→ **Goal**: Return all of the lines below exactly as they are.

→ **Stored dataset items**:
______
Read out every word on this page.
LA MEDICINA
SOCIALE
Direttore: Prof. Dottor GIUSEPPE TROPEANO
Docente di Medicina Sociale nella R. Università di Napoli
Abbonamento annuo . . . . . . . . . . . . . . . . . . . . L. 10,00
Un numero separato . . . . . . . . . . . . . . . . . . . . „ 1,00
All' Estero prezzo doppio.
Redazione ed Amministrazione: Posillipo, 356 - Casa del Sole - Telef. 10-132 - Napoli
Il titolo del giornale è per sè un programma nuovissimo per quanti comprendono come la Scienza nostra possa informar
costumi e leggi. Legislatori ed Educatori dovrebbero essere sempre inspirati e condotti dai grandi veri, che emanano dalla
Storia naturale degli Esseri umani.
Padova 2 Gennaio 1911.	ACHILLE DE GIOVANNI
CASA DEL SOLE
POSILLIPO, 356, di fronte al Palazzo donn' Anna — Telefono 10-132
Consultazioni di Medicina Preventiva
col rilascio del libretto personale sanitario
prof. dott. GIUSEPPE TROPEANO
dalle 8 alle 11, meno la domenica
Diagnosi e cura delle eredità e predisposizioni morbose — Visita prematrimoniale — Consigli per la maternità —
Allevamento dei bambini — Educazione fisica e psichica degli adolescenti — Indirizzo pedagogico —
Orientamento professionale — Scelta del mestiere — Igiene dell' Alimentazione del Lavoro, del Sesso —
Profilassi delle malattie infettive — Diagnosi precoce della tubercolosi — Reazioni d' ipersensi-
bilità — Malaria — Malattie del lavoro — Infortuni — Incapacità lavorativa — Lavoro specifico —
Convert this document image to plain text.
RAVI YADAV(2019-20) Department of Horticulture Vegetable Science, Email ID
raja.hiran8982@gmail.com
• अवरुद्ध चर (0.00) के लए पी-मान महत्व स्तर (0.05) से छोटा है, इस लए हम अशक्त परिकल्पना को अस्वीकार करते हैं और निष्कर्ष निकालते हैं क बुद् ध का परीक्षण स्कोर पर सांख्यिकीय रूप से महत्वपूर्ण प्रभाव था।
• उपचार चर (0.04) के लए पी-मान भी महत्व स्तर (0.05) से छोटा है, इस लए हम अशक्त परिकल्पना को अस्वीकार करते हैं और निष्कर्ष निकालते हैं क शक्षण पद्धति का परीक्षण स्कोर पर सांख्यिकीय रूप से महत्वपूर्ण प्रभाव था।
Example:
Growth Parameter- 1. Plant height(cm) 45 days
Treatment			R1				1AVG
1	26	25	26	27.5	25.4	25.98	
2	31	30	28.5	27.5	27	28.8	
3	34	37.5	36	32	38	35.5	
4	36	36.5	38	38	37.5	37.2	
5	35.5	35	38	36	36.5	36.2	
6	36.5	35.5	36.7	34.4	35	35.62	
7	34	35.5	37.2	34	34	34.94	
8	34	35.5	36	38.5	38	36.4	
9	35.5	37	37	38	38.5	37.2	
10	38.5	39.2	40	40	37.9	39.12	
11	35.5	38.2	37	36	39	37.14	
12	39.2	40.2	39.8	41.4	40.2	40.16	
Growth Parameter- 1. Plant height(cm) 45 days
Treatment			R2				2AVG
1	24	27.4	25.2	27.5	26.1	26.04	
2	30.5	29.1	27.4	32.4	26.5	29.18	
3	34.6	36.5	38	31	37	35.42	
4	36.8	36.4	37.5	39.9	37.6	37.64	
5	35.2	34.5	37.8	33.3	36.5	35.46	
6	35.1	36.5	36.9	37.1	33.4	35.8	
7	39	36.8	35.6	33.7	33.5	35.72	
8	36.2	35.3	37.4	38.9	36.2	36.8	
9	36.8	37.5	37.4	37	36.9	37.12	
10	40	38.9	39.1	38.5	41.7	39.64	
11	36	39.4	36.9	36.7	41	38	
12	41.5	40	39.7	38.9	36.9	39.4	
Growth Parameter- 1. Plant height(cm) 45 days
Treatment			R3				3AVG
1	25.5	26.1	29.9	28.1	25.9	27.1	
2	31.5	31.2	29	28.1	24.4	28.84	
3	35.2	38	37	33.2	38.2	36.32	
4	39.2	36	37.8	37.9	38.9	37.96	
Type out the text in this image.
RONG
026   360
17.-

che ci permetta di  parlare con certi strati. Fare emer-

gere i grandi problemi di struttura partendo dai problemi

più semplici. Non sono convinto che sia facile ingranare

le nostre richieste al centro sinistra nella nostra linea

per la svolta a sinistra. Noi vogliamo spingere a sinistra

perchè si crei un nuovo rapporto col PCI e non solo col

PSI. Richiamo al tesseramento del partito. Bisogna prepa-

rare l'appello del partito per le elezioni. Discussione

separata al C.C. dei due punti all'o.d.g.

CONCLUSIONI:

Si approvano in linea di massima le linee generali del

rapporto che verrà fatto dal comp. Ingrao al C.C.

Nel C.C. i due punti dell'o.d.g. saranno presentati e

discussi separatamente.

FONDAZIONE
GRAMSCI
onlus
______
→ **Task result**:
Read out every word on this page.
LA MEDICINA
SOCIALE
Direttore: Prof. Dottor GIUSEPPE TROPEANO
Docente di Medicina Sociale nella R. Università di Napoli
Abbonamento annuo . . . . . . . . . . . . . . . . . . . . L. 10,00
Un numero separato . . . . . . . . . . . . . . . . . . . . „ 1,00
All' Estero prezzo doppio.
Redazione ed Amministrazione: Posillipo, 356 - Casa del Sole - Telef. 10-132 - Napoli
Il titolo del giornale è per sè un programma nuovissimo per quanti comprendono come la Scienza nostra possa informar
costumi e leggi. Legislatori ed Educatori dovrebbero essere sempre inspirati e condotti dai grandi veri, che emanano dalla
Storia naturale degli Esseri umani.
Padova 2 Gennaio 1911.	ACHILLE DE GIOVANNI
CASA DEL SOLE
POSILLIPO, 356, di fronte al Palazzo donn' Anna — Telefono 10-132
Consultazioni di Medicina Preventiva
col rilascio del libretto personale sanitario
prof. dott. GIUSEPPE TROPEANO
dalle 8 alle 11, meno la domenica
Diagnosi e cura delle eredità e predisposizioni morbose — Visita prematrimoniale — Consigli per la maternità —
Allevamento dei bambini — Educazione fisica e psichica degli adolescenti — Indirizzo pedagogico —
Orientamento professionale — Scelta del mestiere — Igiene dell' Alimentazione del Lavoro, del Sesso —
Profilassi delle malattie infettive — Diagnosi precoce della tubercolosi — Reazioni d' ipersensi-
bilità — Malaria — Malattie del lavoro — Infortuni — Incapacità lavorativa — Lavoro specifico —
Convert this document image to plain text.
RAVI YADAV(2019-20) Department of Horticulture Vegetable Science, Email ID
raja.hiran8982@gmail.com
• अवरुद्ध चर (0.00) के लए पी-मान महत्व स्तर (0.05) से छोटा है, इस लए हम अशक्त परिकल्पना को अस्वीकार करते हैं और निष्कर्ष निकालते हैं क बुद् ध का परीक्षण स्कोर पर सांख्यिकीय रूप से महत्वपूर्ण प्रभाव था।
• उपचार चर (0.04) के लए पी-मान भी महत्व स्तर (0.05) से छोटा है, इस लए हम अशक्त परिकल्पना को अस्वीकार करते हैं और निष्कर्ष निकालते हैं क शक्षण पद्धति का परीक्षण स्कोर पर सांख्यिकीय रूप से महत्वपूर्ण प्रभाव था।
Example:
Growth Parameter- 1. Plant height(cm) 45 days
Treatment			R1				1AVG
1	26	25	26	27.5	25.4	25.98	
2	31	30	28.5	27.5	27	28.8	
3	34	37.5	36	32	38	35.5	
4	36	36.5	38	38	37.5	37.2	
5	35.5	35	38	36	36.5	36.2	
6	36.5	35.5	36.7	34.4	35	35.62	
7	34	35.5	37.2	34	34	34.94	
8	34	35.5	36	38.5	38	36.4	
9	35.5	37	37	38	38.5	37.2	
10	38.5	39.2	40	40	37.9	39.12	
11	35.5	38.2	37	36	39	37.14	
12	39.2	40.2	39.8	41.4	40.2	40.16	
Growth Parameter- 1. Plant height(cm) 45 days
Treatment			R2				2AVG
1	24	27.4	25.2	27.5	26.1	26.04	
2	30.5	29.1	27.4	32.4	26.5	29.18	
3	34.6	36.5	38	31	37	35.42	
4	36.8	36.4	37.5	39.9	37.6	37.64	
5	35.2	34.5	37.8	33.3	36.5	35.46	
6	35.1	36.5	36.9	37.1	33.4	35.8	
7	39	36.8	35.6	33.7	33.5	35.72	
8	36.2	35.3	37.4	38.9	36.2	36.8	
9	36.8	37.5	37.4	37	36.9	37.12	
10	40	38.9	39.1	38.5	41.7	39.64	
11	36	39.4	36.9	36.7	41	38	
12	41.5	40	39.7	38.9	36.9	39.4	
Growth Parameter- 1. Plant height(cm) 45 days
Treatment			R3				3AVG
1	25.5	26.1	29.9	28.1	25.9	27.1	
2	31.5	31.2	29	28.1	24.4	28.84	
3	35.2	38	37	33.2	38.2	36.32	
4	39.2	36	37.8	37.9	38.9	37.96	
Type out the text in this image.
RONG
026   360
17.-

che ci permetta di  parlare con certi strati. Fare emer-

gere i grandi problemi di struttura partendo dai problemi

più semplici. Non sono convinto che sia facile ingranare

le nostre richieste al centro sinistra nella nostra linea

per la svolta a sinistra. Noi vogliamo spingere a sinistra

perchè si crei un nuovo rapporto col PCI e non solo col

PSI. Richiamo al tesseramento del partito. Bisogna prepa-

rare l'appello del partito per le elezioni. Discussione

separata al C.C. dei due punti all'o.d.g.

CONCLUSIONI:

Si approvano in linea di massima le linee generali del

rapporto che verrà fatto dal comp. Ingrao al C.C.

Nel C.C. i due punti dell'o.d.g. saranno presentati e

discussi separatamente.

FONDAZIONE
GRAMSCI
onlus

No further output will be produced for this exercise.